Short exercise >> Repeat the material exactly, leaving nothing out.

Records shown >>
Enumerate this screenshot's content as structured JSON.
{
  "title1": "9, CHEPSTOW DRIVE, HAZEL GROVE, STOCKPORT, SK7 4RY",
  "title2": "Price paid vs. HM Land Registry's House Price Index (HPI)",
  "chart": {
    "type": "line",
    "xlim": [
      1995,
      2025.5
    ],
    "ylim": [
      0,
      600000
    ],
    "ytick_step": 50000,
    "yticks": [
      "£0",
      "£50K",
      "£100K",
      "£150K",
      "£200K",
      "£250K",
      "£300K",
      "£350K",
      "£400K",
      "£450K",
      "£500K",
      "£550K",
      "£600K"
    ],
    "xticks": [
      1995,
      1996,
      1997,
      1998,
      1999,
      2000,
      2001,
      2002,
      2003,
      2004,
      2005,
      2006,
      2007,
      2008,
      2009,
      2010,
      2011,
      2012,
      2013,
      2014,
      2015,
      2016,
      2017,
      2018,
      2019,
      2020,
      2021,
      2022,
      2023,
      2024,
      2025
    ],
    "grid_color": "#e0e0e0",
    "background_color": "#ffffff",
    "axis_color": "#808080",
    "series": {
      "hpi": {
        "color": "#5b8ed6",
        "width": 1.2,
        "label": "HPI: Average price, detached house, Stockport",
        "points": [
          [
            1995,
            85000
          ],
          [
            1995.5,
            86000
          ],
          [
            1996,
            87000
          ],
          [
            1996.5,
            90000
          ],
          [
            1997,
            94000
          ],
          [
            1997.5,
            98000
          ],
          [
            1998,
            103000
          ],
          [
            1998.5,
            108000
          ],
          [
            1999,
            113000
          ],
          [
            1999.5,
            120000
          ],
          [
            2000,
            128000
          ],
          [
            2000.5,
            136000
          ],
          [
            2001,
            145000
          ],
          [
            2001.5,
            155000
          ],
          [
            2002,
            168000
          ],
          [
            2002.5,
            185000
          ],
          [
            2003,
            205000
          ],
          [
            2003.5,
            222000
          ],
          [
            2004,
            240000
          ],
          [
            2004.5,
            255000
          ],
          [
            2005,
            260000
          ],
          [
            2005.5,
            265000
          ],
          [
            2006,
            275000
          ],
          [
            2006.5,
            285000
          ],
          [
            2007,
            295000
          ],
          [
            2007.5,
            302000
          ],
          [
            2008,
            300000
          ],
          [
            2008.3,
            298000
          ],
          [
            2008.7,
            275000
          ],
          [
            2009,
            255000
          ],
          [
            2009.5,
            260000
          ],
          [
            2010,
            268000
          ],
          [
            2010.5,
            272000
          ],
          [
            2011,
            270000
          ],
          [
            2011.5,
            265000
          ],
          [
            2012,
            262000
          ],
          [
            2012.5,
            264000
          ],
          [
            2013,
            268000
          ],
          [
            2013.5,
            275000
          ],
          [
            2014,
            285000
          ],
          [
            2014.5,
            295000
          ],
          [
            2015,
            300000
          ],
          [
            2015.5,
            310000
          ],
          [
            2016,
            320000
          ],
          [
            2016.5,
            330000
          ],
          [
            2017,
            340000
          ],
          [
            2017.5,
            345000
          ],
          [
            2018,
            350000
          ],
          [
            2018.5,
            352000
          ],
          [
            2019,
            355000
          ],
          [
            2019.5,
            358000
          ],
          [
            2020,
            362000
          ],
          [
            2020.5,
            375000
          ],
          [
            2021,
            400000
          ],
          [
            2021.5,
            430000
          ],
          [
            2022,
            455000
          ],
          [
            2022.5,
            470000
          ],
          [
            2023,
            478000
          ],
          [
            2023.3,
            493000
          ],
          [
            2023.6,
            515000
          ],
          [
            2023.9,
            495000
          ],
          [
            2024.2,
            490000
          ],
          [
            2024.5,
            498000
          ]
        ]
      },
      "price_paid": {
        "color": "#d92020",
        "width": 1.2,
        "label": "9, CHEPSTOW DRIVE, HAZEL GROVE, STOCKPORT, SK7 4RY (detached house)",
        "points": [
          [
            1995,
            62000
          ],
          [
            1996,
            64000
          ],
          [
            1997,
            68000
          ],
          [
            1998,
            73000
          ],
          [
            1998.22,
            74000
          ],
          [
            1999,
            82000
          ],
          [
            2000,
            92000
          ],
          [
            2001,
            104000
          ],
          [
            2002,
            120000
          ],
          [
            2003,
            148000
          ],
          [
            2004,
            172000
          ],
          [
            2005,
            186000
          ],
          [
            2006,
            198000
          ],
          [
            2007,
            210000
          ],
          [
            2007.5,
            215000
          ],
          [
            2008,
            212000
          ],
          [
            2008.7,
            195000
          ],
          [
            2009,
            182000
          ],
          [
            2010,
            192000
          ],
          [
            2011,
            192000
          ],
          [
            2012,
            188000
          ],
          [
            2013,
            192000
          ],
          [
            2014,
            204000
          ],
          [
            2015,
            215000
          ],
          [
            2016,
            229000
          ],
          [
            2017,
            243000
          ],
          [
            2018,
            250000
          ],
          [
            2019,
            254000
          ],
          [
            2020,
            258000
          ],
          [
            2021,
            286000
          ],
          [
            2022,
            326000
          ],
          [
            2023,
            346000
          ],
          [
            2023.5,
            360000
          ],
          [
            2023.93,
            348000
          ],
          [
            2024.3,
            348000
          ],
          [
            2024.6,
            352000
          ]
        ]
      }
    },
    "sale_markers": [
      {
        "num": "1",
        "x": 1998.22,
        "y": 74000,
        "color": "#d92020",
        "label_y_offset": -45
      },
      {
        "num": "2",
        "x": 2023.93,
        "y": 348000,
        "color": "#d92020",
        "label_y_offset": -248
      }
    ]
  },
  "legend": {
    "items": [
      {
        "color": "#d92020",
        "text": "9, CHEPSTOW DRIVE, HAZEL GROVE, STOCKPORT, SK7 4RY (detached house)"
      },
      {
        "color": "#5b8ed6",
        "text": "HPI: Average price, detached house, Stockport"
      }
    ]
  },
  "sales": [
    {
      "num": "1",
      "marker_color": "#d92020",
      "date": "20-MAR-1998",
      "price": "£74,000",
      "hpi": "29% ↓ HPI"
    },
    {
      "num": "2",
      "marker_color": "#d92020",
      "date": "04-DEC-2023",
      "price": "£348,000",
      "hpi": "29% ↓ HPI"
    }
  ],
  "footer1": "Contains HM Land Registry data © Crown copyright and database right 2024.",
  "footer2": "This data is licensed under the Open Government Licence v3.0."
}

Written response >>
Enumerate this screenshot's content as structured JSON.
{
  "title1": "9, CHEPSTOW DRIVE, HAZEL GROVE, STOCKPORT, SK7 4RY",
  "title2": "Price paid vs. HM Land Registry's House Price Index (HPI)",
  "chart": {
    "type": "line",
    "xlim": [
      1995,
      2025.5
    ],
    "ylim": [
      0,
      600000
    ],
    "ytick_step": 50000,
    "yticks": [
      "£0",
      "£50K",
      "£100K",
      "£150K",
      "£200K",
      "£250K",
      "£300K",
      "£350K",
      "£400K",
      "£450K",
      "£500K",
      "£550K",
      "£600K"
    ],
    "xticks": [
      1995,
      1996,
      1997,
      1998,
      1999,
      2000,
      2001,
      2002,
      2003,
      2004,
      2005,
      2006,
      2007,
      2008,
      2009,
      2010,
      2011,
      2012,
      2013,
      2014,
      2015,
      2016,
      2017,
      2018,
      2019,
      2020,
      2021,
      2022,
      2023,
      2024,
      2025
    ],
    "grid_color": "#e0e0e0",
    "background_color": "#ffffff",
    "axis_color": "#808080",
    "series": {
      "hpi": {
        "color": "#5b8ed6",
        "width": 1.2,
        "label": "HPI: Average price, detached house, Stockport",
        "points": [
          [
            1995,
            85000
          ],
          [
            1995.5,
            86000
          ],
          [
            1996,
            87000
          ],
          [
            1996.5,
            90000
          ],
          [
            1997,
            94000
          ],
          [
            1997.5,
            98000
          ],
          [
            1998,
            103000
          ],
          [
            1998.5,
            108000
          ],
          [
            1999,
            113000
          ],
          [
            1999.5,
            120000
          ],
          [
            2000,
            128000
          ],
          [
            2000.5,
            136000
          ],
          [
            2001,
            145000
          ],
          [
            2001.5,
            155000
          ],
          [
            2002,
            168000
          ],
          [
            2002.5,
            185000
          ],
          [
            2003,
            205000
          ],
          [
            2003.5,
            222000
          ],
          [
            2004,
            240000
          ],
          [
            2004.5,
            255000
          ],
          [
            2005,
            260000
          ],
          [
            2005.5,
            265000
          ],
          [
            2006,
            275000
          ],
          [
            2006.5,
            285000
          ],
          [
            2007,
            295000
          ],
          [
            2007.5,
            302000
          ],
          [
            2008,
            300000
          ],
          [
            2008.3,
            298000
          ],
          [
            2008.7,
            275000
          ],
          [
            2009,
            255000
          ],
          [
            2009.5,
            260000
          ],
          [
            2010,
            268000
          ],
          [
            2010.5,
            272000
          ],
          [
            2011,
            270000
          ],
          [
            2011.5,
            265000
          ],
          [
            2012,
            262000
          ],
          [
            2012.5,
            264000
          ],
          [
            2013,
            268000
          ],
          [
            2013.5,
            275000
          ],
          [
            2014,
            285000
          ],
          [
            2014.5,
            295000
          ],
          [
            2015,
            300000
          ],
          [
            2015.5,
            310000
          ],
          [
            2016,
            320000
          ],
          [
            2016.5,
            330000
          ],
          [
            2017,
            340000
          ],
          [
            2017.5,
            345000
          ],
          [
            2018,
            350000
          ],
          [
            2018.5,
            352000
          ],
          [
            2019,
            355000
          ],
          [
            2019.5,
            358000
          ],
          [
            2020,
            362000
          ],
          [
            2020.5,
            375000
          ],
          [
            2021,
            400000
          ],
          [
            2021.5,
            430000
          ],
          [
            2022,
            455000
          ],
          [
            2022.5,
            470000
          ],
          [
            2023,
            478000
          ],
          [
            2023.3,
            493000
          ],
          [
            2023.6,
            515000
          ],
          [
            2023.9,
            495000
          ],
          [
            2024.2,
            490000
          ],
          [
            2024.5,
            498000
          ]
        ]
      },
      "price_paid": {
        "color": "#d92020",
        "width": 1.2,
        "label": "9, CHEPSTOW DRIVE, HAZEL GROVE, STOCKPORT, SK7 4RY (detached house)",
        "points": [
          [
            1995,
            62000
          ],
          [
            1996,
            64000
          ],
          [
            1997,
            68000
          ],
          [
            1998,
            73000
          ],
          [
            1998.22,
            74000
          ],
          [
            1999,
            82000
          ],
          [
            2000,
            92000
          ],
          [
            2001,
            104000
          ],
          [
            2002,
            120000
          ],
          [
            2003,
            148000
          ],
          [
            2004,
            172000
          ],
          [
            2005,
            186000
          ],
          [
            2006,
            198000
          ],
          [
            2007,
            210000
          ],
          [
            2007.5,
            215000
          ],
          [
            2008,
            212000
          ],
          [
            2008.7,
            195000
          ],
          [
            2009,
            182000
          ],
          [
            2010,
            192000
          ],
          [
            2011,
            192000
          ],
          [
            2012,
            188000
          ],
          [
            2013,
            192000
          ],
          [
            2014,
            204000
          ],
          [
            2015,
            215000
          ],
          [
            2016,
            229000
          ],
          [
            2017,
            243000
          ],
          [
            2018,
            250000
          ],
          [
            2019,
            254000
          ],
          [
            2020,
            258000
          ],
          [
            2021,
            286000
          ],
          [
            2022,
            326000
          ],
          [
            2023,
            346000
          ],
          [
            2023.5,
            360000
          ],
          [
            2023.93,
            348000
          ],
          [
            2024.3,
            348000
          ],
          [
            2024.6,
            352000
          ]
        ]
      }
    },
    "sale_markers": [
      {
        "num": "1",
        "x": 1998.22,
        "y": 74000,
        "color": "#d92020",
        "label_y_offset": -45
      },
      {
        "num": "2",
        "x": 2023.93,
        "y": 348000,
        "color": "#d92020",
        "label_y_offset": -248
      }
    ]
  },
  "legend": {
    "items": [
      {
        "color": "#d92020",
        "text": "9, CHEPSTOW DRIVE, HAZEL GROVE, STOCKPORT, SK7 4RY (detached house)"
      },
      {
        "color": "#5b8ed6",
        "text": "HPI: Average price, detached house, Stockport"
      }
    ]
  },
  "sales": [
    {
      "num": "1",
      "marker_color": "#d92020",
      "date": "20-MAR-1998",
      "price": "£74,000",
      "hpi": "29% ↓ HPI"
    },
    {
      "num": "2",
      "marker_color": "#d92020",
      "date": "04-DEC-2023",
      "price": "£348,000",
      "hpi": "29% ↓ HPI"
    }
  ],
  "footer1": "Contains HM Land Registry data © Crown copyright and database right 2024.",
  "footer2": "This data is licensed under the Open Government Licence v3.0."
}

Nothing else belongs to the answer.